What follows is a listing; restate every line of it word for word.

+++ AVAILABLE RECORDS +++

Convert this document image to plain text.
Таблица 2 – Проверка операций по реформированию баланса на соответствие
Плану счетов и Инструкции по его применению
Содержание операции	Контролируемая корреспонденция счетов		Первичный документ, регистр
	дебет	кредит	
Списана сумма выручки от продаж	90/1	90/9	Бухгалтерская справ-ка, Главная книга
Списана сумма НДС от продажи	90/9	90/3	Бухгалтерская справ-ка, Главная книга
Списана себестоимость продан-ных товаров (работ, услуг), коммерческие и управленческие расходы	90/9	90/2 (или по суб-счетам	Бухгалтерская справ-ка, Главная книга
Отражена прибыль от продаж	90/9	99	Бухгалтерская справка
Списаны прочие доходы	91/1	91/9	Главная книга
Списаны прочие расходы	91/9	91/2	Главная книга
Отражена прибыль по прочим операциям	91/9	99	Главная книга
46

+++

• THE RESPONSE
Convert this document image to plain text.
Таблица 2 – Проверка операций по реформированию баланса на соответствие
Плану счетов и Инструкции по его применению
Содержание операции	Контролируемая корреспонденция счетов		Первичный документ, регистр
	дебет	кредит	
Списана сумма выручки от продаж	90/1	90/9	Бухгалтерская справ-ка, Главная книга
Списана сумма НДС от продажи	90/9	90/3	Бухгалтерская справ-ка, Главная книга
Списана себестоимость продан-ных товаров (работ, услуг), коммерческие и управленческие расходы	90/9	90/2 (или по суб-счетам	Бухгалтерская справ-ка, Главная книга
Отражена прибыль от продаж	90/9	99	Бухгалтерская справка
Списаны прочие доходы	91/1	91/9	Главная книга
Списаны прочие расходы	91/9	91/2	Главная книга
Отражена прибыль по прочим операциям	91/9	99	Главная книга
46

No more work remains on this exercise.